Task directions
Could you return, unchanged, every line from the start of the records through the line containing "- total-label: 16.4: [841, 73, 875, 92]", including that line, and nothing else?

[Listings of boxed layout items]
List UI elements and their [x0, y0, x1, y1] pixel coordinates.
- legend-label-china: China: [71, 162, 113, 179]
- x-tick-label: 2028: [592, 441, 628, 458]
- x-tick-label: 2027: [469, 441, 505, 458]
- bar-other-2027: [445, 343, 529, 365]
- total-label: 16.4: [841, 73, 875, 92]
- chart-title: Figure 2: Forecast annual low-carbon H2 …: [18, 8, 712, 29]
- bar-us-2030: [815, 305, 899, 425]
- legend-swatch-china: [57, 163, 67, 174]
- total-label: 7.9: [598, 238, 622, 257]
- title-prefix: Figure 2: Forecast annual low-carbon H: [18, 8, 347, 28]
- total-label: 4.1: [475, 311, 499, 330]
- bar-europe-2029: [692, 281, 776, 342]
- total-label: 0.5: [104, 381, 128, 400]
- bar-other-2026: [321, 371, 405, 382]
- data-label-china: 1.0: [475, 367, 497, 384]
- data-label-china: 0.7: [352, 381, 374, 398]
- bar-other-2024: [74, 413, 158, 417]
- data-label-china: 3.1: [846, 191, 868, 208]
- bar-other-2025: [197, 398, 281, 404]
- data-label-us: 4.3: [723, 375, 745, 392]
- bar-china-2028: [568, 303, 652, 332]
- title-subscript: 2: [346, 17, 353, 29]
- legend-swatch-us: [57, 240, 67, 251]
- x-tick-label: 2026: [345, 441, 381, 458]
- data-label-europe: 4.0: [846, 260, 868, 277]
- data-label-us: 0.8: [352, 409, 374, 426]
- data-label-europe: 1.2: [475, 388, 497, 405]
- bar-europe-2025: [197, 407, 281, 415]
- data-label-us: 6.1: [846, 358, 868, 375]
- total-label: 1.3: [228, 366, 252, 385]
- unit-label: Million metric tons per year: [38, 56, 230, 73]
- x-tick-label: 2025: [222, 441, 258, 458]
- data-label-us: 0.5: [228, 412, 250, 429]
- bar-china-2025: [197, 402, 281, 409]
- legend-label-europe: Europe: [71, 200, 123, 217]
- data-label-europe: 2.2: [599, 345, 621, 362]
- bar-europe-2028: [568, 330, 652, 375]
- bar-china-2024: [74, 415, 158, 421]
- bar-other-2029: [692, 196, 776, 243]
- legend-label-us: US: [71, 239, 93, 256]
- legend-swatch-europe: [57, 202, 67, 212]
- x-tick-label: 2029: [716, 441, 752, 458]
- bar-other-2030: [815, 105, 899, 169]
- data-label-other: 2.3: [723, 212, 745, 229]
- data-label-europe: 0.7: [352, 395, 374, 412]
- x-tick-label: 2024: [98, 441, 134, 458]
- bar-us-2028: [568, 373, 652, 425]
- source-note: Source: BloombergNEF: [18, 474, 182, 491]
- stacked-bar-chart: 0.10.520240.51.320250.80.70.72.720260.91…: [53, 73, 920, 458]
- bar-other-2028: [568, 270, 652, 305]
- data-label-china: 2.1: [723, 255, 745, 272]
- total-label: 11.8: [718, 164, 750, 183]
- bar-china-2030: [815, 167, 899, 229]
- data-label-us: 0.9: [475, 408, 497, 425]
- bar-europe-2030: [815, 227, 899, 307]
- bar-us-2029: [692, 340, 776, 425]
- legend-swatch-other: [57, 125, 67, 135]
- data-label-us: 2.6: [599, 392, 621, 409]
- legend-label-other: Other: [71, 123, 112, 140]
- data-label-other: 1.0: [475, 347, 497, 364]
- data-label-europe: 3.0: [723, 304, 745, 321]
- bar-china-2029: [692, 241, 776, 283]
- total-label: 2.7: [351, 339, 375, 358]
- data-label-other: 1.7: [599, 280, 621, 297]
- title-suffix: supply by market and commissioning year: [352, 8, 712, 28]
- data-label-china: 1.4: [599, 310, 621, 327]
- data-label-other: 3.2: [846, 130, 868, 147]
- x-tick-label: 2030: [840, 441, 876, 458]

Result
List UI elements and their [x0, y0, x1, y1] pixel coordinates.
- legend-label-china: China: [71, 162, 113, 179]
- x-tick-label: 2028: [592, 441, 628, 458]
- x-tick-label: 2027: [469, 441, 505, 458]
- bar-other-2027: [445, 343, 529, 365]
- total-label: 16.4: [841, 73, 875, 92]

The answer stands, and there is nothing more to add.